◆ **PROBLEM DESCRIPTION**
Retype the data that follows line by line, exactly, and leave its pictures out.

[Stored items]
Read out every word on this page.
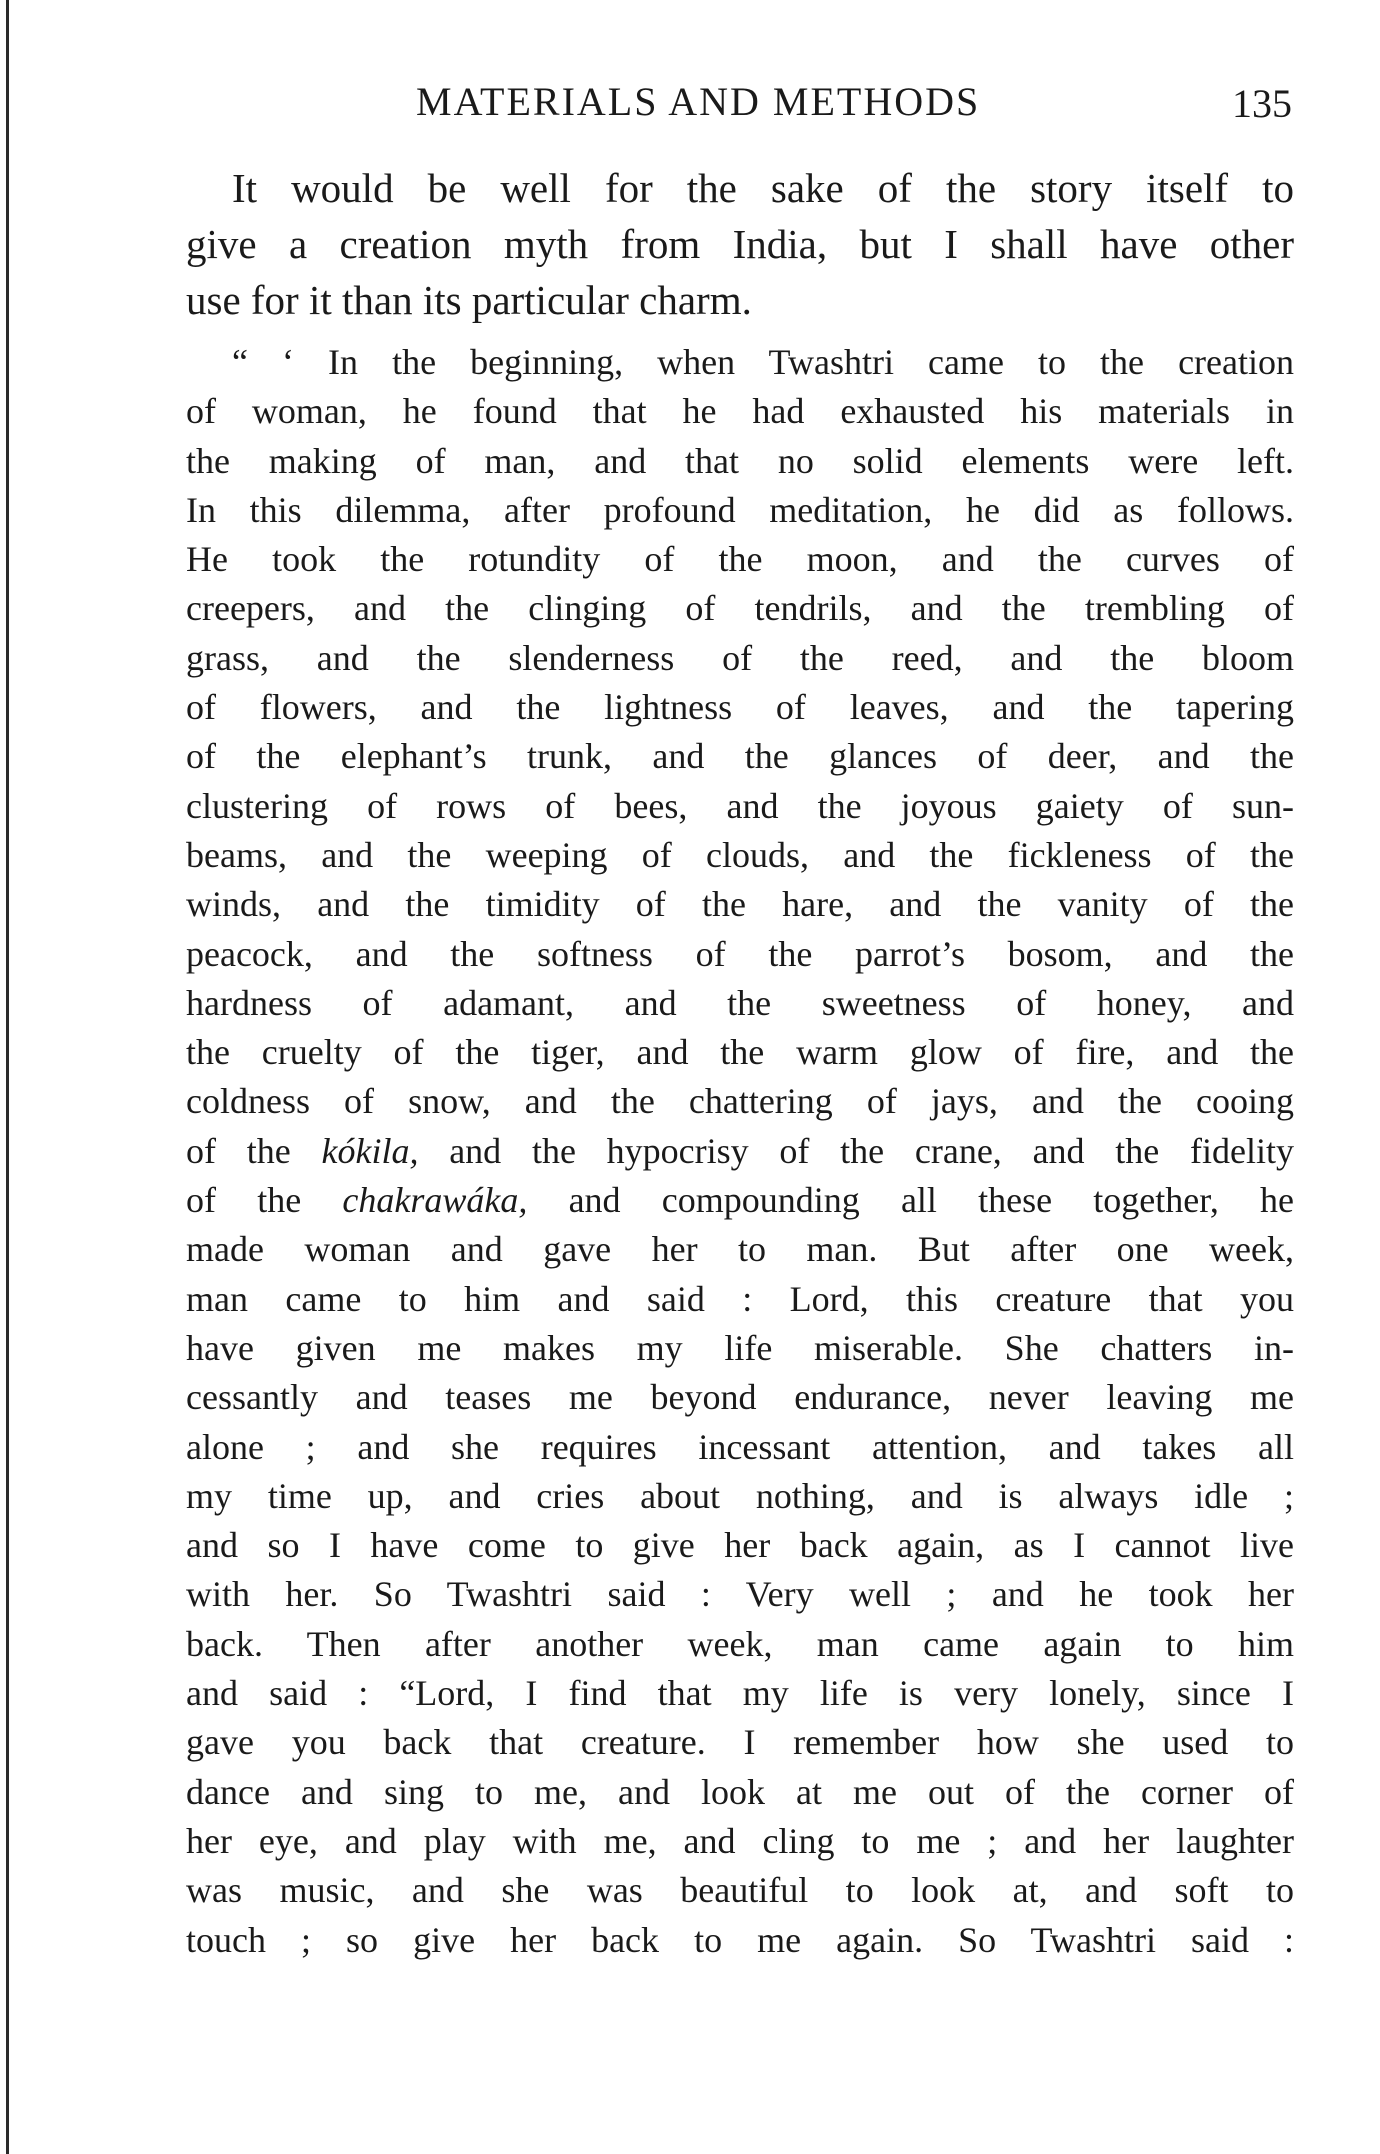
MATERIALS AND METHODS	135

It would be well for the sake of the story itself to
give a creation myth from India, but I shall have other
use for it than its particular charm.

“ ‘ In the beginning, when Twashtri came to the creation
of woman, he found that he had exhausted his materials in
the making of man, and that no solid elements were left.
In this dilemma, after profound meditation, he did as follows.
He took the rotundity of the moon, and the curves of
creepers, and the clinging of tendrils, and the trembling of
grass, and the slenderness of the reed, and the bloom
of flowers, and the lightness of leaves, and the tapering
of the elephant’s trunk, and the glances of deer, and the
clustering of rows of bees, and the joyous gaiety of sun-
beams, and the weeping of clouds, and the fickleness of the
winds, and the timidity of the hare, and the vanity of the
peacock, and the softness of the parrot’s bosom, and the
hardness of adamant, and the sweetness of honey, and
the cruelty of the tiger, and the warm glow of fire, and the
coldness of snow, and the chattering of jays, and the cooing
of the kókila, and the hypocrisy of the crane, and the fidelity
of the chakrawáka, and compounding all these together, he
made woman and gave her to man. But after one week,
man came to him and said : Lord, this creature that you
have given me makes my life miserable. She chatters in-
cessantly and teases me beyond endurance, never leaving me
alone ; and she requires incessant attention, and takes all
my time up, and cries about nothing, and is always idle ;
and so I have come to give her back again, as I cannot live
with her. So Twashtri said : Very well ; and he took her
back. Then after another week, man came again to him
and said : “Lord, I find that my life is very lonely, since I
gave you back that creature. I remember how she used to
dance and sing to me, and look at me out of the corner of
her eye, and play with me, and cling to me ; and her laughter
was music, and she was beautiful to look at, and soft to
touch ; so give her back to me again. So Twashtri said :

◆ **THE RESULT**
Read out every word on this page.
MATERIALS AND METHODS	135

It would be well for the sake of the story itself to
give a creation myth from India, but I shall have other
use for it than its particular charm.

“ ‘ In the beginning, when Twashtri came to the creation
of woman, he found that he had exhausted his materials in
the making of man, and that no solid elements were left.
In this dilemma, after profound meditation, he did as follows.
He took the rotundity of the moon, and the curves of
creepers, and the clinging of tendrils, and the trembling of
grass, and the slenderness of the reed, and the bloom
of flowers, and the lightness of leaves, and the tapering
of the elephant’s trunk, and the glances of deer, and the
clustering of rows of bees, and the joyous gaiety of sun-
beams, and the weeping of clouds, and the fickleness of the
winds, and the timidity of the hare, and the vanity of the
peacock, and the softness of the parrot’s bosom, and the
hardness of adamant, and the sweetness of honey, and
the cruelty of the tiger, and the warm glow of fire, and the
coldness of snow, and the chattering of jays, and the cooing
of the kókila, and the hypocrisy of the crane, and the fidelity
of the chakrawáka, and compounding all these together, he
made woman and gave her to man. But after one week,
man came to him and said : Lord, this creature that you
have given me makes my life miserable. She chatters in-
cessantly and teases me beyond endurance, never leaving me
alone ; and she requires incessant attention, and takes all
my time up, and cries about nothing, and is always idle ;
and so I have come to give her back again, as I cannot live
with her. So Twashtri said : Very well ; and he took her
back. Then after another week, man came again to him
and said : “Lord, I find that my life is very lonely, since I
gave you back that creature. I remember how she used to
dance and sing to me, and look at me out of the corner of
her eye, and play with me, and cling to me ; and her laughter
was music, and she was beautiful to look at, and soft to
touch ; so give her back to me again. So Twashtri said :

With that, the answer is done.